→ Problem description
Listed below are entries; give the number of lines among them that include "JSON", and only that number.

Raw records:
------------------------------------------------
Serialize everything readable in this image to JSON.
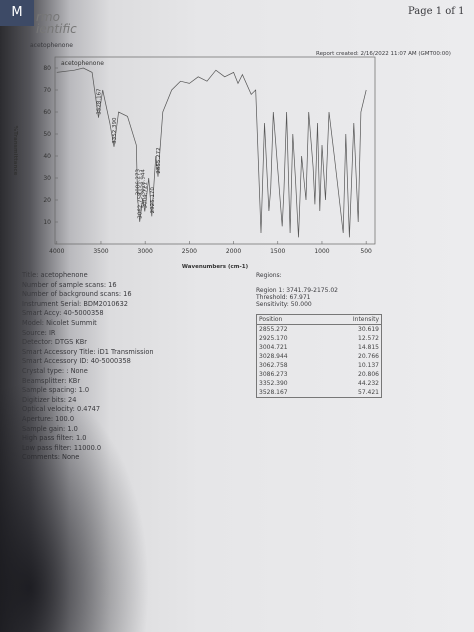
{
  "header": {
    "page": "Page 1 of 1",
    "logo_1": "rmo",
    "logo_2": "ientific",
    "icon": "M",
    "title": "acetophenone",
    "report": "Report created: 2/16/2022 11:07 AM (GMT00:00)"
  },
  "chart_data": {
    "type": "line",
    "label": "acetophenone",
    "xlabel": "Wavenumbers (cm-1)",
    "ylabel": "%Transmittance",
    "color": "#555555",
    "xlim": [
      4020,
      400
    ],
    "ylim": [
      0,
      85
    ],
    "xticks": [
      4000,
      3500,
      3000,
      2500,
      2000,
      1500,
      1000,
      500
    ],
    "yticks": [
      10,
      20,
      30,
      40,
      50,
      60,
      70,
      80
    ],
    "x": [
      4000,
      3800,
      3700,
      3600,
      3528,
      3480,
      3400,
      3352,
      3300,
      3200,
      3100,
      3086,
      3062,
      3028,
      3004,
      2960,
      2925,
      2880,
      2855,
      2800,
      2700,
      2600,
      2500,
      2400,
      2300,
      2200,
      2100,
      2000,
      1950,
      1900,
      1800,
      1750,
      1690,
      1650,
      1600,
      1580,
      1550,
      1450,
      1430,
      1400,
      1360,
      1330,
      1300,
      1265,
      1230,
      1180,
      1150,
      1100,
      1080,
      1050,
      1025,
      1000,
      960,
      920,
      860,
      760,
      730,
      690,
      640,
      590,
      560,
      500
    ],
    "values": [
      78,
      79,
      80,
      78,
      57.4,
      70,
      55,
      44.2,
      60,
      58,
      45,
      20.8,
      10.1,
      20.8,
      14.8,
      30,
      12.6,
      40,
      30.6,
      60,
      70,
      74,
      73,
      76,
      74,
      79,
      76,
      78,
      73,
      77,
      68,
      70,
      5,
      55,
      15,
      25,
      60,
      8,
      25,
      60,
      5,
      50,
      30,
      3,
      40,
      20,
      60,
      35,
      18,
      55,
      15,
      45,
      20,
      60,
      40,
      5,
      50,
      3,
      55,
      10,
      60,
      70
    ]
  },
  "info": [
    "Title: acetophenone",
    "Number of sample scans: 16",
    "Number of background scans: 16",
    "Instrument Serial: BDM2010632",
    "Smart Accy: 40-5000358",
    "Model: Nicolet Summit",
    "Source: IR",
    "Detector: DTGS KBr",
    "Smart Accessory Title: iD1 Transmission",
    "Smart Accessory ID: 40-5000358",
    "Crystal type: : None",
    "Beamsplitter: KBr",
    "Sample spacing: 1.0",
    "Digitizer bits: 24",
    "Optical velocity: 0.4747",
    "Aperture: 100.0",
    "Sample gain: 1.0",
    "High pass filter: 1.0",
    "Low pass filter: 11000.0",
    "Comments: None"
  ],
  "regions": [
    "Regions:",
    "Region 1: 3741.79-2175.02",
    "Threshold: 67.971",
    "Sensitivity: 50.000"
  ],
  "table": {
    "header": [
      "Position",
      "Intensity"
    ],
    "rows": [
      [
        "2855.272",
        "30.619"
      ],
      [
        "2925.170",
        "12.572"
      ],
      [
        "3004.721",
        "14.815"
      ],
      [
        "3028.944",
        "20.766"
      ],
      [
        "3062.758",
        "10.137"
      ],
      [
        "3086.273",
        "20.806"
      ],
      [
        "3352.390",
        "44.232"
      ],
      [
        "3528.167",
        "57.421"
      ]
    ]
  }
}
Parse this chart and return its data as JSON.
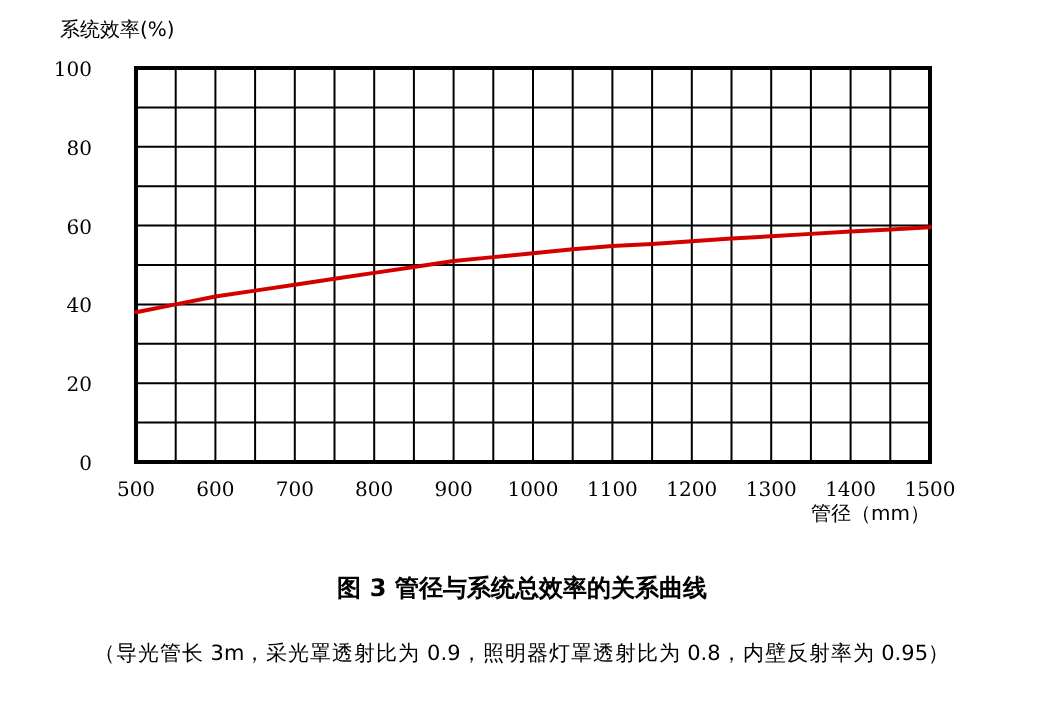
{
  "chart_data": {
    "type": "line",
    "title": "图 3 管径与系统总效率的关系曲线",
    "subtitle": "（导光管长 3m，采光罩透射比为 0.9，照明器灯罩透射比为 0.8，内壁反射率为 0.95）",
    "xlabel": "管径（mm）",
    "ylabel": "系统效率(%)",
    "x": [
      500,
      550,
      600,
      650,
      700,
      750,
      800,
      850,
      900,
      950,
      1000,
      1050,
      1100,
      1150,
      1200,
      1250,
      1300,
      1350,
      1400,
      1450,
      1500
    ],
    "series": [
      {
        "color": "#d40000",
        "values": [
          38,
          40,
          42,
          43.5,
          45,
          46.5,
          48,
          49.5,
          51,
          52,
          53,
          54,
          54.8,
          55.3,
          56,
          56.7,
          57.3,
          57.9,
          58.5,
          59,
          59.6
        ]
      }
    ],
    "xlim": [
      500,
      1500
    ],
    "ylim": [
      0,
      100
    ],
    "xticks": [
      500,
      {
        "value": 550,
        "label": null
      },
      600,
      {
        "value": 650,
        "label": null
      },
      700,
      {
        "value": 750,
        "label": null
      },
      800,
      {
        "value": 850,
        "label": null
      },
      900,
      {
        "value": 950,
        "label": null
      },
      1000,
      {
        "value": 1050,
        "label": null
      },
      1100,
      {
        "value": 1150,
        "label": null
      },
      1200,
      {
        "value": 1250,
        "label": null
      },
      1300,
      {
        "value": 1350,
        "label": null
      },
      1400,
      {
        "value": 1450,
        "label": null
      },
      1500
    ],
    "yticks": [
      0,
      {
        "value": 10,
        "label": null
      },
      20,
      {
        "value": 30,
        "label": null
      },
      40,
      {
        "value": 50,
        "label": null
      },
      60,
      {
        "value": 70,
        "label": null
      },
      80,
      {
        "value": 90,
        "label": null
      },
      100
    ],
    "grid": true,
    "marker": "none",
    "line_style": "solid"
  }
}
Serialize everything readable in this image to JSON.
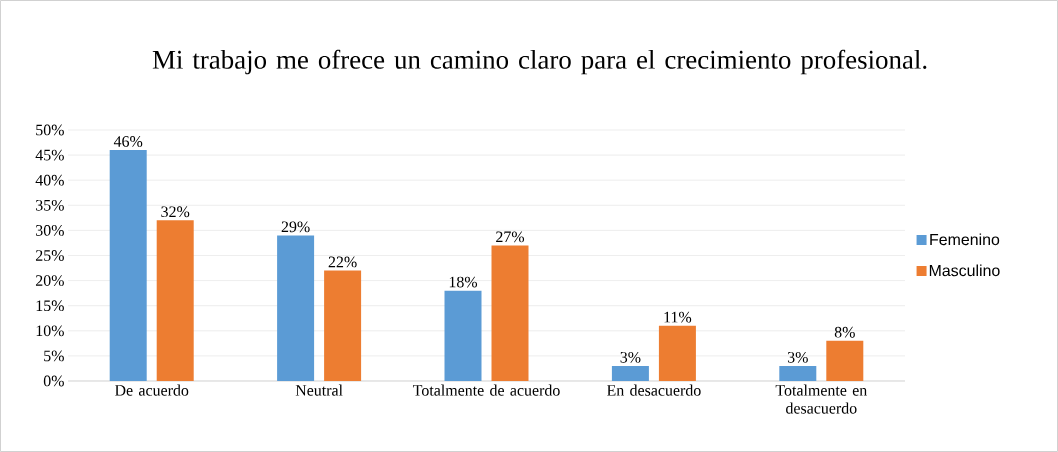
{
  "chart_data": {
    "type": "bar",
    "title": "Mi trabajo  me ofrece un camino claro para el crecimiento profesional.",
    "categories": [
      "De acuerdo",
      "Neutral",
      "Totalmente de acuerdo",
      "En desacuerdo",
      "Totalmente en desacuerdo"
    ],
    "series": [
      {
        "name": "Femenino",
        "color": "#5b9bd5",
        "values": [
          46,
          29,
          18,
          3,
          3
        ],
        "value_labels": [
          "46%",
          "29%",
          "18%",
          "3%",
          "3%"
        ]
      },
      {
        "name": "Masculino",
        "color": "#ed7d31",
        "values": [
          32,
          22,
          27,
          11,
          8
        ],
        "value_labels": [
          "32%",
          "22%",
          "27%",
          "11%",
          "8%"
        ]
      }
    ],
    "ylim": [
      0,
      50
    ],
    "yticks": [
      {
        "value": 0,
        "label": "0%"
      },
      {
        "value": 5,
        "label": "5%"
      },
      {
        "value": 10,
        "label": "10%"
      },
      {
        "value": 15,
        "label": "15%"
      },
      {
        "value": 20,
        "label": "20%"
      },
      {
        "value": 25,
        "label": "25%"
      },
      {
        "value": 30,
        "label": "30%"
      },
      {
        "value": 35,
        "label": "35%"
      },
      {
        "value": 40,
        "label": "40%"
      },
      {
        "value": 45,
        "label": "45%"
      },
      {
        "value": 50,
        "label": "50%"
      }
    ],
    "grid": "y",
    "legend": "right"
  }
}
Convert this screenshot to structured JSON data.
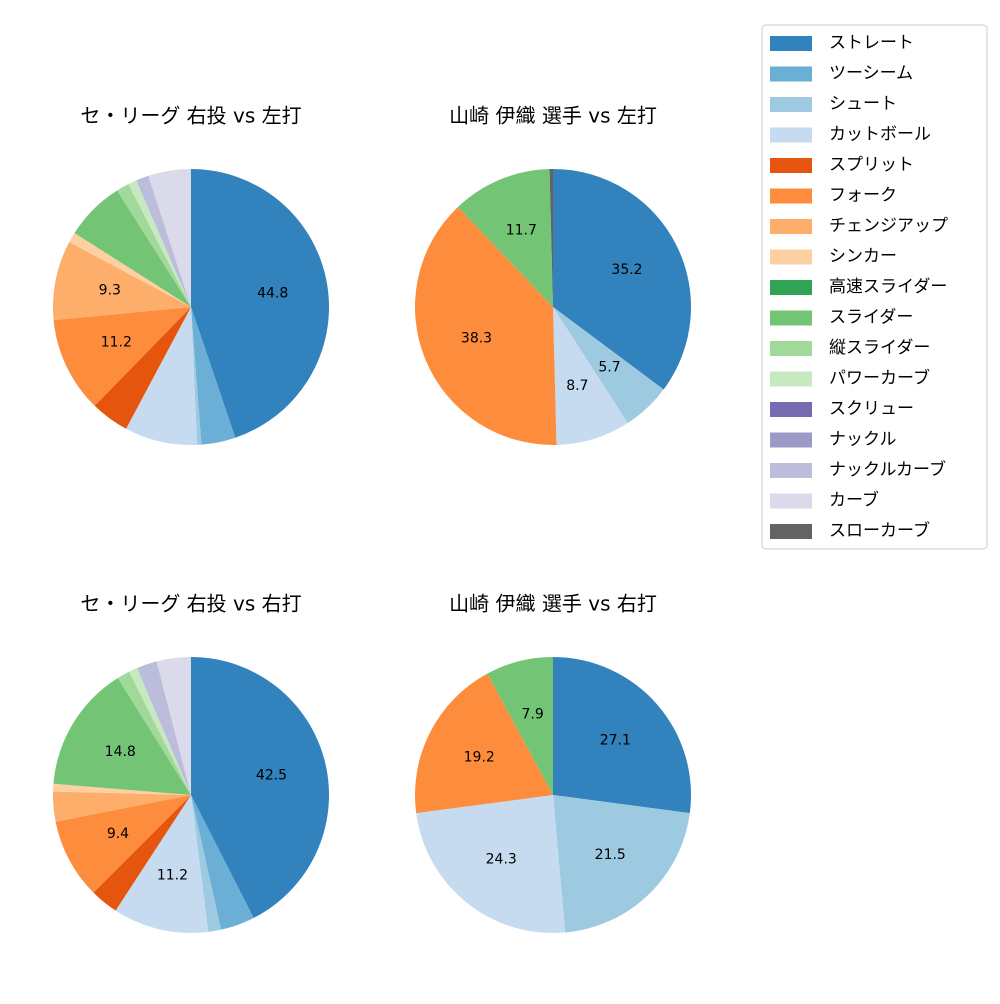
{
  "chart_data": [
    {
      "type": "pie",
      "title": "セ・リーグ 右投 vs 左打",
      "categories": [
        "ストレート",
        "ツーシーム",
        "シュート",
        "カットボール",
        "スプリット",
        "フォーク",
        "チェンジアップ",
        "シンカー",
        "スライダー",
        "縦スライダー",
        "パワーカーブ",
        "ナックルカーブ",
        "カーブ"
      ],
      "values": [
        44.8,
        4,
        0.5,
        8.5,
        4.5,
        11.2,
        9.3,
        1.2,
        7,
        1.5,
        1,
        1.5,
        5
      ],
      "value_labels": [
        "44.8",
        null,
        null,
        null,
        null,
        "11.2",
        "9.3",
        null,
        null,
        null,
        null,
        null,
        null
      ]
    },
    {
      "type": "pie",
      "title": "山崎 伊織 選手 vs 左打",
      "categories": [
        "ストレート",
        "シュート",
        "カットボール",
        "フォーク",
        "スライダー",
        "スローカーブ"
      ],
      "values": [
        35.2,
        5.7,
        8.7,
        38.3,
        11.7,
        0.4
      ],
      "value_labels": [
        "35.2",
        "5.7",
        "8.7",
        "38.3",
        "11.7",
        null
      ]
    },
    {
      "type": "pie",
      "title": "セ・リーグ 右投 vs 右打",
      "categories": [
        "ストレート",
        "ツーシーム",
        "シュート",
        "カットボール",
        "スプリット",
        "フォーク",
        "チェンジアップ",
        "シンカー",
        "スライダー",
        "縦スライダー",
        "パワーカーブ",
        "ナックルカーブ",
        "カーブ"
      ],
      "values": [
        42.5,
        4,
        1.5,
        11.2,
        3.3,
        9.4,
        3.5,
        0.9,
        14.8,
        1.5,
        1,
        2.4,
        4
      ],
      "value_labels": [
        "42.5",
        null,
        null,
        "11.2",
        null,
        "9.4",
        null,
        null,
        "14.8",
        null,
        null,
        null,
        null
      ]
    },
    {
      "type": "pie",
      "title": "山崎 伊織 選手 vs 右打",
      "categories": [
        "ストレート",
        "シュート",
        "カットボール",
        "フォーク",
        "スライダー"
      ],
      "values": [
        27.1,
        21.5,
        24.3,
        19.2,
        7.9
      ],
      "value_labels": [
        "27.1",
        "21.5",
        "24.3",
        "19.2",
        "7.9"
      ]
    }
  ],
  "legend": {
    "labels": [
      "ストレート",
      "ツーシーム",
      "シュート",
      "カットボール",
      "スプリット",
      "フォーク",
      "チェンジアップ",
      "シンカー",
      "高速スライダー",
      "スライダー",
      "縦スライダー",
      "パワーカーブ",
      "スクリュー",
      "ナックル",
      "ナックルカーブ",
      "カーブ",
      "スローカーブ"
    ],
    "colors": [
      "#3182bd",
      "#6baed6",
      "#9ecae1",
      "#c6dbef",
      "#e6550d",
      "#fd8d3c",
      "#fdae6b",
      "#fdd0a2",
      "#31a354",
      "#74c476",
      "#a1d99b",
      "#c7e9c0",
      "#756bb1",
      "#9e9ac8",
      "#bcbddc",
      "#dadaeb",
      "#636363"
    ]
  }
}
------------------------------------------------
→ Worked solution
4